▶ [TASK TO CARRY OUT]
The listing beneath should be written out in full, exactly as shown.

▶ [RECORDS FOR THIS TASK]
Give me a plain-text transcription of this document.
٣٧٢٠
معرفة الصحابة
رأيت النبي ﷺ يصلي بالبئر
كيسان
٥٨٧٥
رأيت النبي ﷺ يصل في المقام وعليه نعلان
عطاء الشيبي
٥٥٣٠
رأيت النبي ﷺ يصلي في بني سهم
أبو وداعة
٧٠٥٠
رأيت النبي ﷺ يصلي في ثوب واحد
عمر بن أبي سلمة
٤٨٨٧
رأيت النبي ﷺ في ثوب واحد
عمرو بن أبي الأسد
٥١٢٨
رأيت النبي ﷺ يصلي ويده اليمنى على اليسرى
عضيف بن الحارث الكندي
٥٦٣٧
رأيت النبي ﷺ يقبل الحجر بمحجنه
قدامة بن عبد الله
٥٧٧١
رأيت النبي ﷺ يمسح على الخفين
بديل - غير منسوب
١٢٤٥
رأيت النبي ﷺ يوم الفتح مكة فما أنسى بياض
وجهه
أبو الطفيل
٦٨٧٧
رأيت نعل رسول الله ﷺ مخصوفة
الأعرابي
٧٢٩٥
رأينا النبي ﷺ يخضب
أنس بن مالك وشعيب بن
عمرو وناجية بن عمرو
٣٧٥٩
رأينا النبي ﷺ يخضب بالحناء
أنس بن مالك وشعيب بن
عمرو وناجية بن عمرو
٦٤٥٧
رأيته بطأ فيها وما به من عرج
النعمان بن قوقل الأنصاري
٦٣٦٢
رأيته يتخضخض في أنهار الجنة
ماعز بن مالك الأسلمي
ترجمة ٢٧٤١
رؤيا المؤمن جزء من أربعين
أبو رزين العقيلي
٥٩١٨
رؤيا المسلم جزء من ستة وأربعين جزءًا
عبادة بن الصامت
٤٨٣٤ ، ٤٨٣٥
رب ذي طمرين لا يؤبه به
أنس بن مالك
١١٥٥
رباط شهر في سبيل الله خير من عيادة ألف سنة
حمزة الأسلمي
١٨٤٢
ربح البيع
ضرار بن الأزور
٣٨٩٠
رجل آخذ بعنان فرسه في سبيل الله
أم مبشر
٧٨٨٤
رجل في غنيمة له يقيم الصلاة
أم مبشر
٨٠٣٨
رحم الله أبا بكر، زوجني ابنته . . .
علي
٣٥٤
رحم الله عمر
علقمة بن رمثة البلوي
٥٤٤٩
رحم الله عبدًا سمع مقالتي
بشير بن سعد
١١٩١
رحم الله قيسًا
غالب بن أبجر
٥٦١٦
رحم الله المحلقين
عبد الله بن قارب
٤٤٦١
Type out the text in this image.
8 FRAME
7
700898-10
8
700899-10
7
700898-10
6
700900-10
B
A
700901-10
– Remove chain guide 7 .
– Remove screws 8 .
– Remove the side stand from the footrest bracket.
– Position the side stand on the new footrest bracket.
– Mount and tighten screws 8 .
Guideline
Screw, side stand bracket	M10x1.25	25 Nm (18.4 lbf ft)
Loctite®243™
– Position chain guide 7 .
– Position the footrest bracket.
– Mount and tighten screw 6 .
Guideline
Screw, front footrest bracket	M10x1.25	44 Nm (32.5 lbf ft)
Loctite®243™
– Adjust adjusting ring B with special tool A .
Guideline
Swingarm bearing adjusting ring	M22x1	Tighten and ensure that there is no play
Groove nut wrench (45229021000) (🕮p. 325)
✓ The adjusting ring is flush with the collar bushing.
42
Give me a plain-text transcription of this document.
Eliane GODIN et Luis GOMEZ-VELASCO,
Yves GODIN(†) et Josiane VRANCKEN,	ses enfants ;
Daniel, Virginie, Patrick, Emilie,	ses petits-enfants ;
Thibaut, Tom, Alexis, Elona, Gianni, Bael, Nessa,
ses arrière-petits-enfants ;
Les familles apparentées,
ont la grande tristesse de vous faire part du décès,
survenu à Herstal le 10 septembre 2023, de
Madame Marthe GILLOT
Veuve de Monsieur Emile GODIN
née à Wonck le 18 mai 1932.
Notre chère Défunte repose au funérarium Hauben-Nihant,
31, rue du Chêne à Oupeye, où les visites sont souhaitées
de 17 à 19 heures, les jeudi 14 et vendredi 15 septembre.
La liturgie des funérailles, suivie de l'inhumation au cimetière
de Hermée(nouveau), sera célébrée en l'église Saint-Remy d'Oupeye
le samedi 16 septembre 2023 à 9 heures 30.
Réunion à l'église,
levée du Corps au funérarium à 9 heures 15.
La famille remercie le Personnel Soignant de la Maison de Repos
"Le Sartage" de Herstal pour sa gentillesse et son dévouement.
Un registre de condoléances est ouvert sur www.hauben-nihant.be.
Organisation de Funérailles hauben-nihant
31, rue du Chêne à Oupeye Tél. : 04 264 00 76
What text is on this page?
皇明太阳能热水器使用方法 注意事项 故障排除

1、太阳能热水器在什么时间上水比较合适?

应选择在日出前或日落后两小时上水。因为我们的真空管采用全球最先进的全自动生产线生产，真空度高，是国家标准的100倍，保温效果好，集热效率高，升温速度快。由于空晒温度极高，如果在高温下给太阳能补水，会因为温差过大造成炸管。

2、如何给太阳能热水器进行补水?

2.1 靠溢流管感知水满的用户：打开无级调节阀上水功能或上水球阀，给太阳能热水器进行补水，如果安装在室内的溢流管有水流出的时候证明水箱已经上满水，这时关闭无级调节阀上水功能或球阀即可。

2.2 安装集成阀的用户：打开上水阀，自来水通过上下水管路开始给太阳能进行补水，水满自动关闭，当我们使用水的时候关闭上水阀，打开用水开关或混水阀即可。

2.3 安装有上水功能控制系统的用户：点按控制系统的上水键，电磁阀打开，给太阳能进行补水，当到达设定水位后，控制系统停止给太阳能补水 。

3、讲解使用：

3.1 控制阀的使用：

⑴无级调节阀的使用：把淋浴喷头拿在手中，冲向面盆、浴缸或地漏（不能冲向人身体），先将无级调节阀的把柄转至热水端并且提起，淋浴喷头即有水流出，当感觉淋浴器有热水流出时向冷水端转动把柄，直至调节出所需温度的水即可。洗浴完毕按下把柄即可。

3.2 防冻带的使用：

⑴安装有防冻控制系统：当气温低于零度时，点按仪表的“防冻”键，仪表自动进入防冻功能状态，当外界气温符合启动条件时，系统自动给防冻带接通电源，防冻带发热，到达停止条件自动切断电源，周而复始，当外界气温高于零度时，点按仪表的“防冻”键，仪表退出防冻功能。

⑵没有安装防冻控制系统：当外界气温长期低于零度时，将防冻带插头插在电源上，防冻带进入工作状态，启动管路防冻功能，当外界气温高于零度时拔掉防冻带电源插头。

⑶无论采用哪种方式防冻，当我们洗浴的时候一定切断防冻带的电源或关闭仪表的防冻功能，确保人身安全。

▶ [SOLUTION FOR THIS PROBLEM]
Give me a plain-text transcription of this document.
٣٧٢٠
معرفة الصحابة
رأيت النبي ﷺ يصلي بالبئر
كيسان
٥٨٧٥
رأيت النبي ﷺ يصل في المقام وعليه نعلان
عطاء الشيبي
٥٥٣٠
رأيت النبي ﷺ يصلي في بني سهم
أبو وداعة
٧٠٥٠
رأيت النبي ﷺ يصلي في ثوب واحد
عمر بن أبي سلمة
٤٨٨٧
رأيت النبي ﷺ في ثوب واحد
عمرو بن أبي الأسد
٥١٢٨
رأيت النبي ﷺ يصلي ويده اليمنى على اليسرى
عضيف بن الحارث الكندي
٥٦٣٧
رأيت النبي ﷺ يقبل الحجر بمحجنه
قدامة بن عبد الله
٥٧٧١
رأيت النبي ﷺ يمسح على الخفين
بديل - غير منسوب
١٢٤٥
رأيت النبي ﷺ يوم الفتح مكة فما أنسى بياض
وجهه
أبو الطفيل
٦٨٧٧
رأيت نعل رسول الله ﷺ مخصوفة
الأعرابي
٧٢٩٥
رأينا النبي ﷺ يخضب
أنس بن مالك وشعيب بن
عمرو وناجية بن عمرو
٣٧٥٩
رأينا النبي ﷺ يخضب بالحناء
أنس بن مالك وشعيب بن
عمرو وناجية بن عمرو
٦٤٥٧
رأيته بطأ فيها وما به من عرج
النعمان بن قوقل الأنصاري
٦٣٦٢
رأيته يتخضخض في أنهار الجنة
ماعز بن مالك الأسلمي
ترجمة ٢٧٤١
رؤيا المؤمن جزء من أربعين
أبو رزين العقيلي
٥٩١٨
رؤيا المسلم جزء من ستة وأربعين جزءًا
عبادة بن الصامت
٤٨٣٤ ، ٤٨٣٥
رب ذي طمرين لا يؤبه به
أنس بن مالك
١١٥٥
رباط شهر في سبيل الله خير من عيادة ألف سنة
حمزة الأسلمي
١٨٤٢
ربح البيع
ضرار بن الأزور
٣٨٩٠
رجل آخذ بعنان فرسه في سبيل الله
أم مبشر
٧٨٨٤
رجل في غنيمة له يقيم الصلاة
أم مبشر
٨٠٣٨
رحم الله أبا بكر، زوجني ابنته . . .
علي
٣٥٤
رحم الله عمر
علقمة بن رمثة البلوي
٥٤٤٩
رحم الله عبدًا سمع مقالتي
بشير بن سعد
١١٩١
رحم الله قيسًا
غالب بن أبجر
٥٦١٦
رحم الله المحلقين
عبد الله بن قارب
٤٤٦١
Type out the text in this image.
8 FRAME
7
700898-10
8
700899-10
7
700898-10
6
700900-10
B
A
700901-10
– Remove chain guide 7 .
– Remove screws 8 .
– Remove the side stand from the footrest bracket.
– Position the side stand on the new footrest bracket.
– Mount and tighten screws 8 .
Guideline
Screw, side stand bracket	M10x1.25	25 Nm (18.4 lbf ft)
Loctite®243™
– Position chain guide 7 .
– Position the footrest bracket.
– Mount and tighten screw 6 .
Guideline
Screw, front footrest bracket	M10x1.25	44 Nm (32.5 lbf ft)
Loctite®243™
– Adjust adjusting ring B with special tool A .
Guideline
Swingarm bearing adjusting ring	M22x1	Tighten and ensure that there is no play
Groove nut wrench (45229021000) (🕮p. 325)
✓ The adjusting ring is flush with the collar bushing.
42
Give me a plain-text transcription of this document.
Eliane GODIN et Luis GOMEZ-VELASCO,
Yves GODIN(†) et Josiane VRANCKEN,	ses enfants ;
Daniel, Virginie, Patrick, Emilie,	ses petits-enfants ;
Thibaut, Tom, Alexis, Elona, Gianni, Bael, Nessa,
ses arrière-petits-enfants ;
Les familles apparentées,
ont la grande tristesse de vous faire part du décès,
survenu à Herstal le 10 septembre 2023, de
Madame Marthe GILLOT
Veuve de Monsieur Emile GODIN
née à Wonck le 18 mai 1932.
Notre chère Défunte repose au funérarium Hauben-Nihant,
31, rue du Chêne à Oupeye, où les visites sont souhaitées
de 17 à 19 heures, les jeudi 14 et vendredi 15 septembre.
La liturgie des funérailles, suivie de l'inhumation au cimetière
de Hermée(nouveau), sera célébrée en l'église Saint-Remy d'Oupeye
le samedi 16 septembre 2023 à 9 heures 30.
Réunion à l'église,
levée du Corps au funérarium à 9 heures 15.
La famille remercie le Personnel Soignant de la Maison de Repos
"Le Sartage" de Herstal pour sa gentillesse et son dévouement.
Un registre de condoléances est ouvert sur www.hauben-nihant.be.
Organisation de Funérailles hauben-nihant
31, rue du Chêne à Oupeye Tél. : 04 264 00 76
What text is on this page?
皇明太阳能热水器使用方法 注意事项 故障排除

1、太阳能热水器在什么时间上水比较合适?

应选择在日出前或日落后两小时上水。因为我们的真空管采用全球最先进的全自动生产线生产，真空度高，是国家标准的100倍，保温效果好，集热效率高，升温速度快。由于空晒温度极高，如果在高温下给太阳能补水，会因为温差过大造成炸管。

2、如何给太阳能热水器进行补水?

2.1 靠溢流管感知水满的用户：打开无级调节阀上水功能或上水球阀，给太阳能热水器进行补水，如果安装在室内的溢流管有水流出的时候证明水箱已经上满水，这时关闭无级调节阀上水功能或球阀即可。

2.2 安装集成阀的用户：打开上水阀，自来水通过上下水管路开始给太阳能进行补水，水满自动关闭，当我们使用水的时候关闭上水阀，打开用水开关或混水阀即可。

2.3 安装有上水功能控制系统的用户：点按控制系统的上水键，电磁阀打开，给太阳能进行补水，当到达设定水位后，控制系统停止给太阳能补水 。

3、讲解使用：

3.1 控制阀的使用：

⑴无级调节阀的使用：把淋浴喷头拿在手中，冲向面盆、浴缸或地漏（不能冲向人身体），先将无级调节阀的把柄转至热水端并且提起，淋浴喷头即有水流出，当感觉淋浴器有热水流出时向冷水端转动把柄，直至调节出所需温度的水即可。洗浴完毕按下把柄即可。

3.2 防冻带的使用：

⑴安装有防冻控制系统：当气温低于零度时，点按仪表的“防冻”键，仪表自动进入防冻功能状态，当外界气温符合启动条件时，系统自动给防冻带接通电源，防冻带发热，到达停止条件自动切断电源，周而复始，当外界气温高于零度时，点按仪表的“防冻”键，仪表退出防冻功能。

⑵没有安装防冻控制系统：当外界气温长期低于零度时，将防冻带插头插在电源上，防冻带进入工作状态，启动管路防冻功能，当外界气温高于零度时拔掉防冻带电源插头。

⑶无论采用哪种方式防冻，当我们洗浴的时候一定切断防冻带的电源或关闭仪表的防冻功能，确保人身安全。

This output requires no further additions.